** start of Stored records **
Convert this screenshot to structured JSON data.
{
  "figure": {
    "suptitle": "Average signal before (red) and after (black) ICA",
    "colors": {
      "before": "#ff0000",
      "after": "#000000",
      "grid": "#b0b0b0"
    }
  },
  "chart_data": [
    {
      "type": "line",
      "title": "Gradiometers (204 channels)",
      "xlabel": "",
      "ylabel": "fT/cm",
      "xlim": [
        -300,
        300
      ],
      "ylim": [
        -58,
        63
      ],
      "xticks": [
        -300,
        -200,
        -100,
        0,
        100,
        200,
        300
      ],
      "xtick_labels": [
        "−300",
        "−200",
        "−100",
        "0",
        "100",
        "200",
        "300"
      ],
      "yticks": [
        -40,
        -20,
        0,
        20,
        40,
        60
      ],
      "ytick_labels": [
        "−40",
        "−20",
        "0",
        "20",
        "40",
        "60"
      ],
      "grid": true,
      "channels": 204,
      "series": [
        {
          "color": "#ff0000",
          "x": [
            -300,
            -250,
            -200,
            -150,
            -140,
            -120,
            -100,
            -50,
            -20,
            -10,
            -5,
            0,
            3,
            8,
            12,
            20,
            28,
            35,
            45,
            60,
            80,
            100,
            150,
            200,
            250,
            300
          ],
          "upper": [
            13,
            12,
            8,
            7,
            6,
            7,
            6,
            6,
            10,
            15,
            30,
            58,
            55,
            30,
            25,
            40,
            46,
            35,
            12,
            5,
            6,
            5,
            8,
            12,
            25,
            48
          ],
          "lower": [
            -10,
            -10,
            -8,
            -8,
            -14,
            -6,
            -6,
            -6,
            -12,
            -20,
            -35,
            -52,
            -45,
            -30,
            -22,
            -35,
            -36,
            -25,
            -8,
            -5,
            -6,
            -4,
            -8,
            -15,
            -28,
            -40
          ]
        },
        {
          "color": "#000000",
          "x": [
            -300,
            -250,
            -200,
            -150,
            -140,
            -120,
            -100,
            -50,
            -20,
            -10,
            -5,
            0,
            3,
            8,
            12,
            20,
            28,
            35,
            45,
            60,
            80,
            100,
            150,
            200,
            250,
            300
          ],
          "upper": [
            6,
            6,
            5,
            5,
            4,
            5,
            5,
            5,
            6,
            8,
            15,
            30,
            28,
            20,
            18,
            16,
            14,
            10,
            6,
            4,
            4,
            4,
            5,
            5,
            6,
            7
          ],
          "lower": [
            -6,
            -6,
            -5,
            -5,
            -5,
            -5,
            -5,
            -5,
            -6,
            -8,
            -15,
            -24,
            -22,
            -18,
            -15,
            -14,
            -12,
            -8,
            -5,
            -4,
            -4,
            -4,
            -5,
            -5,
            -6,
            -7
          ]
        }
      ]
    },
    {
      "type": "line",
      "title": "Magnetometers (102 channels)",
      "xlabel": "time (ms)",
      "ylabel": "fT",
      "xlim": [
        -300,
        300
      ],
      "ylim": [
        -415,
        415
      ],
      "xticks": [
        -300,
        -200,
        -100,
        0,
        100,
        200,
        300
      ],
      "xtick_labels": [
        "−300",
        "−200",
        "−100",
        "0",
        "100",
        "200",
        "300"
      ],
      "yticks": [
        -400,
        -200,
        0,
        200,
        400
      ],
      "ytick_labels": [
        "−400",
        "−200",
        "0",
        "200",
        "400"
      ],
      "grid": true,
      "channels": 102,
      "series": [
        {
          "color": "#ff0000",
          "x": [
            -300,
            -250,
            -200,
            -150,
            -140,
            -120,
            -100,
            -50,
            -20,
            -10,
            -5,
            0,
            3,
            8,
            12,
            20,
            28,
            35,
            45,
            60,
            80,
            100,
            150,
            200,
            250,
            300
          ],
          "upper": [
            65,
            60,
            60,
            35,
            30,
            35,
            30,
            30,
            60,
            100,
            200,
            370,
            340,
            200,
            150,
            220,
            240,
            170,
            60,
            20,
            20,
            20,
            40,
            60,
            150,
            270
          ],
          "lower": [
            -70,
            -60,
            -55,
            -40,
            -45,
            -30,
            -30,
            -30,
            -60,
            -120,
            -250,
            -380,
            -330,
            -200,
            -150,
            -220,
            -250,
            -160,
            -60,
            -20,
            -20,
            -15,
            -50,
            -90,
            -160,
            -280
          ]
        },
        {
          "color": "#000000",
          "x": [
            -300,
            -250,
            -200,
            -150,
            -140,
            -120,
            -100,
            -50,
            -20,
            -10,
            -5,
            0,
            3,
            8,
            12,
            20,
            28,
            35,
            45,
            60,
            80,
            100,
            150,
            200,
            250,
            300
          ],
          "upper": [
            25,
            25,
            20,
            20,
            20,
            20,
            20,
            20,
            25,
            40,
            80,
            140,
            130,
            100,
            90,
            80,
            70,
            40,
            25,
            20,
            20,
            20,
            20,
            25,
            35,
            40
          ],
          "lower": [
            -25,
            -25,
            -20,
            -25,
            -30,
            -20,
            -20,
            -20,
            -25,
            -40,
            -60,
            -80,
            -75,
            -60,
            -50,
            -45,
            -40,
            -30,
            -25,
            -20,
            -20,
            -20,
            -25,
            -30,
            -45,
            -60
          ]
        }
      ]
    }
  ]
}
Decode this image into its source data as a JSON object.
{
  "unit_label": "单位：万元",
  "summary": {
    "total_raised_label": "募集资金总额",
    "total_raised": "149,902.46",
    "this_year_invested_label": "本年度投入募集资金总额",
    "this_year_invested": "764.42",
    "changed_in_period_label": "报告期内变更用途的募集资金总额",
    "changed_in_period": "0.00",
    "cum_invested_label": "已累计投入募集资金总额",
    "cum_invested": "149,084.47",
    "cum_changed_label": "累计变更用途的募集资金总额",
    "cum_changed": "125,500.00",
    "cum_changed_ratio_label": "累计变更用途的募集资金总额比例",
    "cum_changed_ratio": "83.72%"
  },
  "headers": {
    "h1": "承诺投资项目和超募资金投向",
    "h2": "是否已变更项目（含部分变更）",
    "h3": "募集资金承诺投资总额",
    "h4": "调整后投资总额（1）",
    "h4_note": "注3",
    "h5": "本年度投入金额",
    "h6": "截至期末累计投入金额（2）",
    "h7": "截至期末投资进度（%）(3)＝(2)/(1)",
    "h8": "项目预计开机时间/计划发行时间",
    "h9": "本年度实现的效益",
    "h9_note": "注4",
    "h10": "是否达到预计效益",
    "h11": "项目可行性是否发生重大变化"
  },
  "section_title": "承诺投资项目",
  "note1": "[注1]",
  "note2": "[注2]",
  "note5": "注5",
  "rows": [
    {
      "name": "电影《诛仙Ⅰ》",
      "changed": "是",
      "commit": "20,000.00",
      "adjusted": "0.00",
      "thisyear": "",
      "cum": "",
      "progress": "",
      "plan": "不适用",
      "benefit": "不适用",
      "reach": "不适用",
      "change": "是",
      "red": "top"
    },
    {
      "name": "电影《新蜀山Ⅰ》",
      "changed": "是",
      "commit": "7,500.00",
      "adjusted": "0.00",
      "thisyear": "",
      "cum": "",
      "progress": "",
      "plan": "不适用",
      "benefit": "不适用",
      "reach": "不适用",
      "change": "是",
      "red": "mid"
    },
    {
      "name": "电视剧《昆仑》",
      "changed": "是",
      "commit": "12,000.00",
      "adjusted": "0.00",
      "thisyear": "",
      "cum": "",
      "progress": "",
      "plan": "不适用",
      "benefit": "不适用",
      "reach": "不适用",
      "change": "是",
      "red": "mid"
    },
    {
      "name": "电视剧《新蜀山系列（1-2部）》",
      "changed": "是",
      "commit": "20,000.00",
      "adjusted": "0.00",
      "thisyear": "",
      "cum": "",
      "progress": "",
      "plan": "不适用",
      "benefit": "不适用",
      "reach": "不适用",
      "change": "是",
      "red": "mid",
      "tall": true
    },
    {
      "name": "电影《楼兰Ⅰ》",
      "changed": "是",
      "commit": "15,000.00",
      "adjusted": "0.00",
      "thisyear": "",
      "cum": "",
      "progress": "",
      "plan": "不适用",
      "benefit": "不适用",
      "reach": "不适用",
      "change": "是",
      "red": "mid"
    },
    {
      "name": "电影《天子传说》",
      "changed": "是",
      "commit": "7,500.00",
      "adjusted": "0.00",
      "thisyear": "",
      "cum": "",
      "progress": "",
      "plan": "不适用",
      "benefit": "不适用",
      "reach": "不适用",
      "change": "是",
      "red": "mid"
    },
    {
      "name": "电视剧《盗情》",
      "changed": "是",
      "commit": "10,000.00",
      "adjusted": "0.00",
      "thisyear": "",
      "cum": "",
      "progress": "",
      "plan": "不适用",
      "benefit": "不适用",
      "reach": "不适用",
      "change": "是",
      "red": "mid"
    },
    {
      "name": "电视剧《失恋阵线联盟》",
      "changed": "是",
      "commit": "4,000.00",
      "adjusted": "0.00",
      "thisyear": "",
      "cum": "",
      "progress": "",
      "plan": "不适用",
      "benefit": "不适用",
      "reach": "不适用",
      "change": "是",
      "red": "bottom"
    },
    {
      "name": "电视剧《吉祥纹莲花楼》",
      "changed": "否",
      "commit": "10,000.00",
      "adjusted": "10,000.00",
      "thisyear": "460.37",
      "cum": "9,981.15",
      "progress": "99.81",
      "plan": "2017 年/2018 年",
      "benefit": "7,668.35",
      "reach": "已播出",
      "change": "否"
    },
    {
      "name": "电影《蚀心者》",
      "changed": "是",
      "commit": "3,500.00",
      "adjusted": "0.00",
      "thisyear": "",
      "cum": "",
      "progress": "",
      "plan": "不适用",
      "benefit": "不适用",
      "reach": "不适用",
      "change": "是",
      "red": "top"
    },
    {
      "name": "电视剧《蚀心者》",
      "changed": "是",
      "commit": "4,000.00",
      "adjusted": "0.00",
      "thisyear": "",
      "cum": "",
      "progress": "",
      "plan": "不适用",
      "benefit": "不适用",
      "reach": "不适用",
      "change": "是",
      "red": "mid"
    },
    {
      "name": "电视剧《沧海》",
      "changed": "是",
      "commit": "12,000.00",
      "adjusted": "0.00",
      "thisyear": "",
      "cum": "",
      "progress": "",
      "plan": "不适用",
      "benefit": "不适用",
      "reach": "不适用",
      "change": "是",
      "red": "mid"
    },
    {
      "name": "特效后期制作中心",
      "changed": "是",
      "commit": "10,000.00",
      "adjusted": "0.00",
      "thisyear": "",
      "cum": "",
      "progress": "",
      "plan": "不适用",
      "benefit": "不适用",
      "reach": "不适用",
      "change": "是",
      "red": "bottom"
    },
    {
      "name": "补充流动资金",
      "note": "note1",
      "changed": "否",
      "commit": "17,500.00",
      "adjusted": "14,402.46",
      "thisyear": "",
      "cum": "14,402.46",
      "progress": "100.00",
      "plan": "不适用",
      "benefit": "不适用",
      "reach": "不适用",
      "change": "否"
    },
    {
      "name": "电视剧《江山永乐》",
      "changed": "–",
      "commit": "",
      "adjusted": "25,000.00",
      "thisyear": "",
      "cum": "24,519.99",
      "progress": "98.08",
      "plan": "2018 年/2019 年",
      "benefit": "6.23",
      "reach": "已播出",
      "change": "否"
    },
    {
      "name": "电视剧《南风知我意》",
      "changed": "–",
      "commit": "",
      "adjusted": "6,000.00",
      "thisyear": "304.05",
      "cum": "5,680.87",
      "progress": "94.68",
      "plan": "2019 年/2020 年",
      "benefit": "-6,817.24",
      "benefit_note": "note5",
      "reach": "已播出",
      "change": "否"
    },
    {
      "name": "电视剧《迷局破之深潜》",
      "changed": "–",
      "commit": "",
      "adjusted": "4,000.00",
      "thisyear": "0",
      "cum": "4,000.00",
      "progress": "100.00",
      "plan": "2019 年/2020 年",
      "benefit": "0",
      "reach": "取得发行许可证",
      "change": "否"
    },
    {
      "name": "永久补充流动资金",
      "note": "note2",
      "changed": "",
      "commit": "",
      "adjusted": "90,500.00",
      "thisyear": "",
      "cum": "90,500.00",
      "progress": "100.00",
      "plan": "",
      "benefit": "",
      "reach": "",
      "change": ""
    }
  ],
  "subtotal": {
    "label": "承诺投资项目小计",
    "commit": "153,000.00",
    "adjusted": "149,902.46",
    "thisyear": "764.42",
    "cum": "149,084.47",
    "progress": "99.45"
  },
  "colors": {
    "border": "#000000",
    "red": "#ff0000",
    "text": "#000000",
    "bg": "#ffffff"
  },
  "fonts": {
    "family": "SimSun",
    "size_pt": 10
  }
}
** end of Stored records **
= Task requirements =
What is the number of lines above that contain "JSON"? Answer with that number only.

= Output for this task =
2